*WORKING DATA*
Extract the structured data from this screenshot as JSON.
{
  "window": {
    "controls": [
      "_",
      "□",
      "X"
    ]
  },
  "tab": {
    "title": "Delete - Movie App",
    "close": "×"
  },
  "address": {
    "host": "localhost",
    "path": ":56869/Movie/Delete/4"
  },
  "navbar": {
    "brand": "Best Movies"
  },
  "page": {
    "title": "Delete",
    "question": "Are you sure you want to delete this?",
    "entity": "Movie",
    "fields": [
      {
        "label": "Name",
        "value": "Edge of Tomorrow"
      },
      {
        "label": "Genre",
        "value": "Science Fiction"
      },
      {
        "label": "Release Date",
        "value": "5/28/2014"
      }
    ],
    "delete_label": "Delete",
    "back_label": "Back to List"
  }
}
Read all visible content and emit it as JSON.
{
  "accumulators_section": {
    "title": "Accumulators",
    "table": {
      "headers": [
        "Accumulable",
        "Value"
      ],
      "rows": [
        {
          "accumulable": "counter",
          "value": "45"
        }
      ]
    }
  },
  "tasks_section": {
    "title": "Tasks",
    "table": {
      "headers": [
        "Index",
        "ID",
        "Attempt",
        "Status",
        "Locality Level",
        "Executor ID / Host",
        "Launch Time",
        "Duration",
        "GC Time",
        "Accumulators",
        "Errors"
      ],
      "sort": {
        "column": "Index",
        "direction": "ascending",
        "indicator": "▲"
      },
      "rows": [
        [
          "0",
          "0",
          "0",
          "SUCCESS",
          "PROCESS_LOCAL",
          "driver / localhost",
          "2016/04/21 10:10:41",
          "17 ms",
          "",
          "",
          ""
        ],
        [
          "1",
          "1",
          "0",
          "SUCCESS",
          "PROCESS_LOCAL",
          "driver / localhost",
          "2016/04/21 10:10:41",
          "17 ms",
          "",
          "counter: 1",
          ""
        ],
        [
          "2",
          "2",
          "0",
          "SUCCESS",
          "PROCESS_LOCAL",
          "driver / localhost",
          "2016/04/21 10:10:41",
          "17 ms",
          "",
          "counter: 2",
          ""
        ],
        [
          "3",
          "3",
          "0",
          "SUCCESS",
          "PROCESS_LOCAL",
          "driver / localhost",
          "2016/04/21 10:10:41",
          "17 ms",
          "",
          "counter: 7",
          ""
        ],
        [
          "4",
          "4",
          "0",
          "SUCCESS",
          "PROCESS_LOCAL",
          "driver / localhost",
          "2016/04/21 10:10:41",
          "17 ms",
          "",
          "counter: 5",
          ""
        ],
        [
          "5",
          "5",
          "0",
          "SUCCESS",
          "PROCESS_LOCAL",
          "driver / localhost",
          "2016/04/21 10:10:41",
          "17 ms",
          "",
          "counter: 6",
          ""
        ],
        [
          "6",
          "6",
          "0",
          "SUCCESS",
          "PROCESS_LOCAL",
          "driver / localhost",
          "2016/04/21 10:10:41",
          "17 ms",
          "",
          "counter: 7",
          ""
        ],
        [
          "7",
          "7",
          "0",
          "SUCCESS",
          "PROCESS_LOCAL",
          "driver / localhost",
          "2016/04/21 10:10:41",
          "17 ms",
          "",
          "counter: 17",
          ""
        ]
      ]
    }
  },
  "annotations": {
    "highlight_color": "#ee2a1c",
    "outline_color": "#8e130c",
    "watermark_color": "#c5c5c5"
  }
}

*REQUIREMENT*
Transcribe the entire listing above precisely.

*WRITTEN RESPONSE*
Extract the structured data from this screenshot as JSON.
{
  "window": {
    "controls": [
      "_",
      "□",
      "X"
    ]
  },
  "tab": {
    "title": "Delete - Movie App",
    "close": "×"
  },
  "address": {
    "host": "localhost",
    "path": ":56869/Movie/Delete/4"
  },
  "navbar": {
    "brand": "Best Movies"
  },
  "page": {
    "title": "Delete",
    "question": "Are you sure you want to delete this?",
    "entity": "Movie",
    "fields": [
      {
        "label": "Name",
        "value": "Edge of Tomorrow"
      },
      {
        "label": "Genre",
        "value": "Science Fiction"
      },
      {
        "label": "Release Date",
        "value": "5/28/2014"
      }
    ],
    "delete_label": "Delete",
    "back_label": "Back to List"
  }
}
Read all visible content and emit it as JSON.
{
  "accumulators_section": {
    "title": "Accumulators",
    "table": {
      "headers": [
        "Accumulable",
        "Value"
      ],
      "rows": [
        {
          "accumulable": "counter",
          "value": "45"
        }
      ]
    }
  },
  "tasks_section": {
    "title": "Tasks",
    "table": {
      "headers": [
        "Index",
        "ID",
        "Attempt",
        "Status",
        "Locality Level",
        "Executor ID / Host",
        "Launch Time",
        "Duration",
        "GC Time",
        "Accumulators",
        "Errors"
      ],
      "sort": {
        "column": "Index",
        "direction": "ascending",
        "indicator": "▲"
      },
      "rows": [
        [
          "0",
          "0",
          "0",
          "SUCCESS",
          "PROCESS_LOCAL",
          "driver / localhost",
          "2016/04/21 10:10:41",
          "17 ms",
          "",
          "",
          ""
        ],
        [
          "1",
          "1",
          "0",
          "SUCCESS",
          "PROCESS_LOCAL",
          "driver / localhost",
          "2016/04/21 10:10:41",
          "17 ms",
          "",
          "counter: 1",
          ""
        ],
        [
          "2",
          "2",
          "0",
          "SUCCESS",
          "PROCESS_LOCAL",
          "driver / localhost",
          "2016/04/21 10:10:41",
          "17 ms",
          "",
          "counter: 2",
          ""
        ],
        [
          "3",
          "3",
          "0",
          "SUCCESS",
          "PROCESS_LOCAL",
          "driver / localhost",
          "2016/04/21 10:10:41",
          "17 ms",
          "",
          "counter: 7",
          ""
        ],
        [
          "4",
          "4",
          "0",
          "SUCCESS",
          "PROCESS_LOCAL",
          "driver / localhost",
          "2016/04/21 10:10:41",
          "17 ms",
          "",
          "counter: 5",
          ""
        ],
        [
          "5",
          "5",
          "0",
          "SUCCESS",
          "PROCESS_LOCAL",
          "driver / localhost",
          "2016/04/21 10:10:41",
          "17 ms",
          "",
          "counter: 6",
          ""
        ],
        [
          "6",
          "6",
          "0",
          "SUCCESS",
          "PROCESS_LOCAL",
          "driver / localhost",
          "2016/04/21 10:10:41",
          "17 ms",
          "",
          "counter: 7",
          ""
        ],
        [
          "7",
          "7",
          "0",
          "SUCCESS",
          "PROCESS_LOCAL",
          "driver / localhost",
          "2016/04/21 10:10:41",
          "17 ms",
          "",
          "counter: 17",
          ""
        ]
      ]
    }
  },
  "annotations": {
    "highlight_color": "#ee2a1c",
    "outline_color": "#8e130c",
    "watermark_color": "#c5c5c5"
  }
}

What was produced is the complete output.